++++ Entries supplied ++++
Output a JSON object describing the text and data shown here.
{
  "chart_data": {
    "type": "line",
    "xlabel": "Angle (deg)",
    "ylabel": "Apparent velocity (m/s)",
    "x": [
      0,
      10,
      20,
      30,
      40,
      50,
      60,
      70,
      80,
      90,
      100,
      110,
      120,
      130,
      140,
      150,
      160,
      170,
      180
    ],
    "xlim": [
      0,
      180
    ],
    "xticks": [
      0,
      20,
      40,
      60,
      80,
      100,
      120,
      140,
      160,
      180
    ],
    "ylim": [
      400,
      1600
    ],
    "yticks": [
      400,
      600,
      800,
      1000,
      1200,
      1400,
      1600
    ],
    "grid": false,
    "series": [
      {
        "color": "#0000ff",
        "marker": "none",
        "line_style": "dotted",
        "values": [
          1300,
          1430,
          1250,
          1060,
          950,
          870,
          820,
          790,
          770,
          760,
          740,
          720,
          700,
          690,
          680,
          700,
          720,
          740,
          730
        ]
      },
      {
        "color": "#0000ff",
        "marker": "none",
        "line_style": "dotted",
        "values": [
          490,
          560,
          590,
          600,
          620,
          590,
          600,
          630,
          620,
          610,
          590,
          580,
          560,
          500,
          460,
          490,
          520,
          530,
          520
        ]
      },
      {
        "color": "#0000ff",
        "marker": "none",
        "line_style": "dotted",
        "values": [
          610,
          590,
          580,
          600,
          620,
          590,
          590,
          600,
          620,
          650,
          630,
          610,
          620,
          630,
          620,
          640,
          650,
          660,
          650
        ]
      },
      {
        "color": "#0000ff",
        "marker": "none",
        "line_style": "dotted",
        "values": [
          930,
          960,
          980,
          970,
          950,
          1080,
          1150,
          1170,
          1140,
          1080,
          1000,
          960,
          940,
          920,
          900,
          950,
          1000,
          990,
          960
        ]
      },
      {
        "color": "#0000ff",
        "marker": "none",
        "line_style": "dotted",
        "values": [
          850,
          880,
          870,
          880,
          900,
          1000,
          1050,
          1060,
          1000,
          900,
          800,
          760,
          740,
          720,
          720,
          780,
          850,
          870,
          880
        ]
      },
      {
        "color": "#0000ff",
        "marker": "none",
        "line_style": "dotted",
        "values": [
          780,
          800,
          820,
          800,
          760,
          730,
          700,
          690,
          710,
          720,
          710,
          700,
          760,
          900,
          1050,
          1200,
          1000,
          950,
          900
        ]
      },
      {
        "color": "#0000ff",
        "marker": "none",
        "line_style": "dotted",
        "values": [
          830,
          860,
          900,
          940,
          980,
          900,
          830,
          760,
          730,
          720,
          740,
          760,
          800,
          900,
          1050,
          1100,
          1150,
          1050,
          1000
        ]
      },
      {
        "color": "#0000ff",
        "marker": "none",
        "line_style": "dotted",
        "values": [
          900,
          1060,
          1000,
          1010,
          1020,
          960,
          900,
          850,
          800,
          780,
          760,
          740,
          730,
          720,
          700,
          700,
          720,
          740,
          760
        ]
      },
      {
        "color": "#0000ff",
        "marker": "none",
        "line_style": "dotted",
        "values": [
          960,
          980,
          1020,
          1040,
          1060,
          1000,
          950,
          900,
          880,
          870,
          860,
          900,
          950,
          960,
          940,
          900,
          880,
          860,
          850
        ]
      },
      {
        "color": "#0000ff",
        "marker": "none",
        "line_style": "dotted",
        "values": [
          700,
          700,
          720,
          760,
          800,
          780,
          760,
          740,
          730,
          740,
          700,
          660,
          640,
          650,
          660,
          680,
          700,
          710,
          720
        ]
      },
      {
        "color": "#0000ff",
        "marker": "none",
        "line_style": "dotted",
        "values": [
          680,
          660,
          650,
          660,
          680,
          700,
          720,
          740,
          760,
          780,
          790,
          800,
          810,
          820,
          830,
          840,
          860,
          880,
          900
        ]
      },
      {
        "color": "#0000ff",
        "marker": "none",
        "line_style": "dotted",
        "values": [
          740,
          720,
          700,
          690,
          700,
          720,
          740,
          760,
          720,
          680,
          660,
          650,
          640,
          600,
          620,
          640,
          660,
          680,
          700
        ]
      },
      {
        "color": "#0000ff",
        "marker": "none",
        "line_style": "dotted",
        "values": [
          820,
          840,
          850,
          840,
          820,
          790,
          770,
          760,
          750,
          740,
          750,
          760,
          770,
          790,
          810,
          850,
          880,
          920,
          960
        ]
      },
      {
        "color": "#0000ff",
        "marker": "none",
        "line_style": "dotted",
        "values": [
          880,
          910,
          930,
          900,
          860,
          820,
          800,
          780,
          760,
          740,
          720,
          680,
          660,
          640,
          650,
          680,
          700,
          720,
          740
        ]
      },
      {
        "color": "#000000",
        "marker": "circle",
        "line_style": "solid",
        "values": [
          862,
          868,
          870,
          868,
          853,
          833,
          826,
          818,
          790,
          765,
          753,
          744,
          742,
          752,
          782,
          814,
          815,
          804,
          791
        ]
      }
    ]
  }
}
++++
# [Requirement]
Copy each record from above exactly, and include every line.

# [Correct result]
Output a JSON object describing the text and data shown here.
{
  "chart_data": {
    "type": "line",
    "xlabel": "Angle (deg)",
    "ylabel": "Apparent velocity (m/s)",
    "x": [
      0,
      10,
      20,
      30,
      40,
      50,
      60,
      70,
      80,
      90,
      100,
      110,
      120,
      130,
      140,
      150,
      160,
      170,
      180
    ],
    "xlim": [
      0,
      180
    ],
    "xticks": [
      0,
      20,
      40,
      60,
      80,
      100,
      120,
      140,
      160,
      180
    ],
    "ylim": [
      400,
      1600
    ],
    "yticks": [
      400,
      600,
      800,
      1000,
      1200,
      1400,
      1600
    ],
    "grid": false,
    "series": [
      {
        "color": "#0000ff",
        "marker": "none",
        "line_style": "dotted",
        "values": [
          1300,
          1430,
          1250,
          1060,
          950,
          870,
          820,
          790,
          770,
          760,
          740,
          720,
          700,
          690,
          680,
          700,
          720,
          740,
          730
        ]
      },
      {
        "color": "#0000ff",
        "marker": "none",
        "line_style": "dotted",
        "values": [
          490,
          560,
          590,
          600,
          620,
          590,
          600,
          630,
          620,
          610,
          590,
          580,
          560,
          500,
          460,
          490,
          520,
          530,
          520
        ]
      },
      {
        "color": "#0000ff",
        "marker": "none",
        "line_style": "dotted",
        "values": [
          610,
          590,
          580,
          600,
          620,
          590,
          590,
          600,
          620,
          650,
          630,
          610,
          620,
          630,
          620,
          640,
          650,
          660,
          650
        ]
      },
      {
        "color": "#0000ff",
        "marker": "none",
        "line_style": "dotted",
        "values": [
          930,
          960,
          980,
          970,
          950,
          1080,
          1150,
          1170,
          1140,
          1080,
          1000,
          960,
          940,
          920,
          900,
          950,
          1000,
          990,
          960
        ]
      },
      {
        "color": "#0000ff",
        "marker": "none",
        "line_style": "dotted",
        "values": [
          850,
          880,
          870,
          880,
          900,
          1000,
          1050,
          1060,
          1000,
          900,
          800,
          760,
          740,
          720,
          720,
          780,
          850,
          870,
          880
        ]
      },
      {
        "color": "#0000ff",
        "marker": "none",
        "line_style": "dotted",
        "values": [
          780,
          800,
          820,
          800,
          760,
          730,
          700,
          690,
          710,
          720,
          710,
          700,
          760,
          900,
          1050,
          1200,
          1000,
          950,
          900
        ]
      },
      {
        "color": "#0000ff",
        "marker": "none",
        "line_style": "dotted",
        "values": [
          830,
          860,
          900,
          940,
          980,
          900,
          830,
          760,
          730,
          720,
          740,
          760,
          800,
          900,
          1050,
          1100,
          1150,
          1050,
          1000
        ]
      },
      {
        "color": "#0000ff",
        "marker": "none",
        "line_style": "dotted",
        "values": [
          900,
          1060,
          1000,
          1010,
          1020,
          960,
          900,
          850,
          800,
          780,
          760,
          740,
          730,
          720,
          700,
          700,
          720,
          740,
          760
        ]
      },
      {
        "color": "#0000ff",
        "marker": "none",
        "line_style": "dotted",
        "values": [
          960,
          980,
          1020,
          1040,
          1060,
          1000,
          950,
          900,
          880,
          870,
          860,
          900,
          950,
          960,
          940,
          900,
          880,
          860,
          850
        ]
      },
      {
        "color": "#0000ff",
        "marker": "none",
        "line_style": "dotted",
        "values": [
          700,
          700,
          720,
          760,
          800,
          780,
          760,
          740,
          730,
          740,
          700,
          660,
          640,
          650,
          660,
          680,
          700,
          710,
          720
        ]
      },
      {
        "color": "#0000ff",
        "marker": "none",
        "line_style": "dotted",
        "values": [
          680,
          660,
          650,
          660,
          680,
          700,
          720,
          740,
          760,
          780,
          790,
          800,
          810,
          820,
          830,
          840,
          860,
          880,
          900
        ]
      },
      {
        "color": "#0000ff",
        "marker": "none",
        "line_style": "dotted",
        "values": [
          740,
          720,
          700,
          690,
          700,
          720,
          740,
          760,
          720,
          680,
          660,
          650,
          640,
          600,
          620,
          640,
          660,
          680,
          700
        ]
      },
      {
        "color": "#0000ff",
        "marker": "none",
        "line_style": "dotted",
        "values": [
          820,
          840,
          850,
          840,
          820,
          790,
          770,
          760,
          750,
          740,
          750,
          760,
          770,
          790,
          810,
          850,
          880,
          920,
          960
        ]
      },
      {
        "color": "#0000ff",
        "marker": "none",
        "line_style": "dotted",
        "values": [
          880,
          910,
          930,
          900,
          860,
          820,
          800,
          780,
          760,
          740,
          720,
          680,
          660,
          640,
          650,
          680,
          700,
          720,
          740
        ]
      },
      {
        "color": "#000000",
        "marker": "circle",
        "line_style": "solid",
        "values": [
          862,
          868,
          870,
          868,
          853,
          833,
          826,
          818,
          790,
          765,
          753,
          744,
          742,
          752,
          782,
          814,
          815,
          804,
          791
        ]
      }
    ]
  }
}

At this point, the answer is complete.